* PROVIDED DATA
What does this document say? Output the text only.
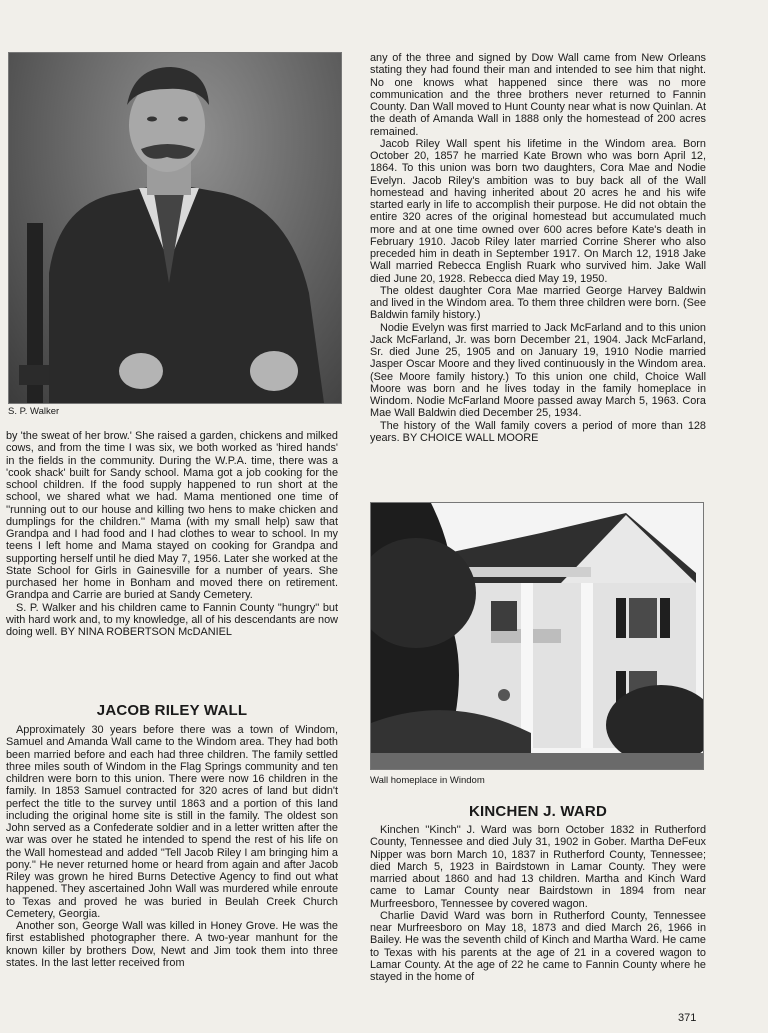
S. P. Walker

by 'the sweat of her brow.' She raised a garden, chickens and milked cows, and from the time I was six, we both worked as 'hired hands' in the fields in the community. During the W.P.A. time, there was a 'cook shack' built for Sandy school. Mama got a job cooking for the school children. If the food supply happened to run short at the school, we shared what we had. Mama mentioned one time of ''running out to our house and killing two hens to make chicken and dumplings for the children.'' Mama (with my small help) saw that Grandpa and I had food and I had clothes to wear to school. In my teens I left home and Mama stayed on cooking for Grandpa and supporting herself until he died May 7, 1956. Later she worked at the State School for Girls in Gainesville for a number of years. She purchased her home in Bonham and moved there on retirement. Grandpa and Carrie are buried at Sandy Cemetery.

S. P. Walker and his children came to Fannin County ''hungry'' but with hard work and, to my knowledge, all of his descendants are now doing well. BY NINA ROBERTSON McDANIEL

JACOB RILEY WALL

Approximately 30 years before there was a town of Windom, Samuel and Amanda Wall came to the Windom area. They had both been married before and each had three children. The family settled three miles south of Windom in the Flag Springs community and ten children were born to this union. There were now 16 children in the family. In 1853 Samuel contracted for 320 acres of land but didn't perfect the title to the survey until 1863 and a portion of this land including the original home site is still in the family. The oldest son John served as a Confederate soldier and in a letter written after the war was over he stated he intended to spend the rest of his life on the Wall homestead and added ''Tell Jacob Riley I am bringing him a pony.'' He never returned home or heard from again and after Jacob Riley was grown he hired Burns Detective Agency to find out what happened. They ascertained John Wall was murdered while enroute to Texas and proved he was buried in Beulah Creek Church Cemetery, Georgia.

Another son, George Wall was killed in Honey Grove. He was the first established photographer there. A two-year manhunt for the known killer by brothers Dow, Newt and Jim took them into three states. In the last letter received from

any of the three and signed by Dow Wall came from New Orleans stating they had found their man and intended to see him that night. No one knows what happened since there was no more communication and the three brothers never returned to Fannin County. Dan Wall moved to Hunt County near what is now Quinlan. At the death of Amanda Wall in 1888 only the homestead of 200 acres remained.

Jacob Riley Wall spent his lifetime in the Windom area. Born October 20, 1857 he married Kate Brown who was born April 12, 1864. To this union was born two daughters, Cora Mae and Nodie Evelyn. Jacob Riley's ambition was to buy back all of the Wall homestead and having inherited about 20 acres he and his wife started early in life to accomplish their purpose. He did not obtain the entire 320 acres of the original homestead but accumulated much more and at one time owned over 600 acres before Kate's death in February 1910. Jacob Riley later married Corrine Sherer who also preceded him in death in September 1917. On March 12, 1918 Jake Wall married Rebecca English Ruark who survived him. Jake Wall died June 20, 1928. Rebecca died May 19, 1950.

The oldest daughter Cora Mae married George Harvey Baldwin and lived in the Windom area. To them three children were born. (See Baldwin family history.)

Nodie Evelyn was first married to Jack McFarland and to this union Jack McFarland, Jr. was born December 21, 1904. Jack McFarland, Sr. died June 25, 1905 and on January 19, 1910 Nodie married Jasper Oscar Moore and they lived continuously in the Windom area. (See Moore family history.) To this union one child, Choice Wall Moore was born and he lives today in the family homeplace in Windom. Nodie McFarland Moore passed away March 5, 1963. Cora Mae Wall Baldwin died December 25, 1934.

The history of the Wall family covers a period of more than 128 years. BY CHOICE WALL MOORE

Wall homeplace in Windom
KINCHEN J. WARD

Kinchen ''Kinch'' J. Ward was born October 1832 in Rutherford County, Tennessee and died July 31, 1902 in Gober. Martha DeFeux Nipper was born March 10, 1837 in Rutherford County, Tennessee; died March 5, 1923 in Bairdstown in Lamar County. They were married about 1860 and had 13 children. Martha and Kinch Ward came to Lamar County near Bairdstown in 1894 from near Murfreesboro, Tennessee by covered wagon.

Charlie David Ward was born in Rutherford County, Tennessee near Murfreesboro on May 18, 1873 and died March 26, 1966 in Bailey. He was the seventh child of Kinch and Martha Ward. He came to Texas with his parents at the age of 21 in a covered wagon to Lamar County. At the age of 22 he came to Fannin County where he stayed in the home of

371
--
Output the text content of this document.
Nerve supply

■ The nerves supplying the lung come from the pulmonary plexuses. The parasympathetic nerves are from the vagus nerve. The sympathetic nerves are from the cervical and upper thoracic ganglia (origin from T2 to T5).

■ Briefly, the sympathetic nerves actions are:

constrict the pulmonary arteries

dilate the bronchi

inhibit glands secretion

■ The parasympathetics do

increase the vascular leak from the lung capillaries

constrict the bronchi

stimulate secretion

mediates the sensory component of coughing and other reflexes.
* * *
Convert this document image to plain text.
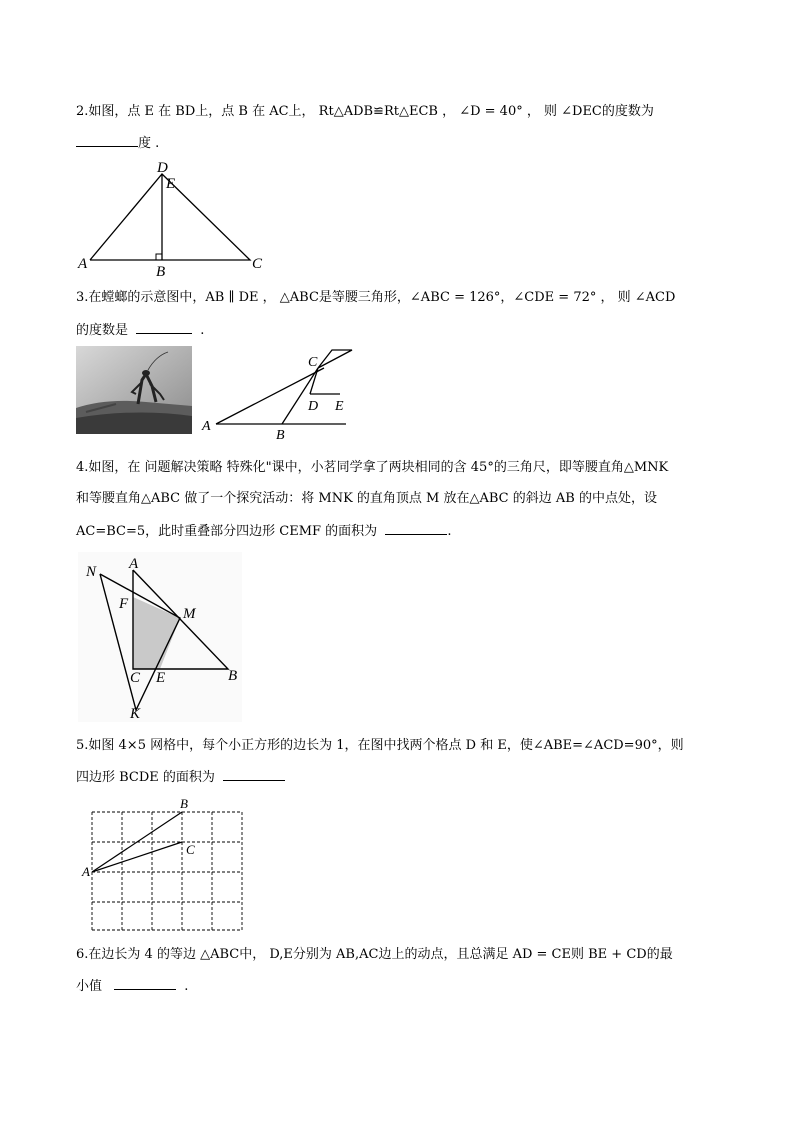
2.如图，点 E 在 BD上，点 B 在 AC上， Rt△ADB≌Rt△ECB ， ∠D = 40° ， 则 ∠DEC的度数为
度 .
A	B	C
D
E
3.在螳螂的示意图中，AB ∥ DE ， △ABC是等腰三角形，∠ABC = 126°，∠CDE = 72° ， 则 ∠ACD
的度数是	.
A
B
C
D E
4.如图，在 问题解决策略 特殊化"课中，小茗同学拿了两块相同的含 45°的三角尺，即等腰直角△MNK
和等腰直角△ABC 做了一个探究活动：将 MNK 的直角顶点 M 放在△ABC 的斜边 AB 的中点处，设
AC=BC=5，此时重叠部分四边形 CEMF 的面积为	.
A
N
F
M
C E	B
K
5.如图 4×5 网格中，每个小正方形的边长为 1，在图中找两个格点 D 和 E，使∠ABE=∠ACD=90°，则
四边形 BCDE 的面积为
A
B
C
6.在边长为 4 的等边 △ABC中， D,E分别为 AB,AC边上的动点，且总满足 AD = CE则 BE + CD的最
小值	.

* WRITTEN EXERCISE
Each line in the data that holds the string "letter" should be found and copied.

* THE REPLY
Approximately 30 years before there was a town of Windom, Samuel and Amanda Wall came to the Windom area. They had both been married before and each had three children. The family settled three miles south of Windom in the Flag Springs community and ten children were born to this union. There were now 16 children in the family. In 1853 Samuel contracted for 320 acres of land but didn't perfect the title to the survey until 1863 and a portion of this land including the original home site is still in the family. The oldest son John served as a Confederate soldier and in a letter written after the war was over he stated he intended to spend the rest of his life on the Wall homestead and added ''Tell Jacob Riley I am bringing him a pony.'' He never returned home or heard from again and after Jacob Riley was grown he hired Burns Detective Agency to find out what happened. They ascertained John Wall was murdered while enroute to Texas and proved he was buried in Beulah Creek Church Cemetery, Georgia.
Another son, George Wall was killed in Honey Grove. He was the first established photographer there. A two-year manhunt for the known killer by brothers Dow, Newt and Jim took them into three states. In the last letter received from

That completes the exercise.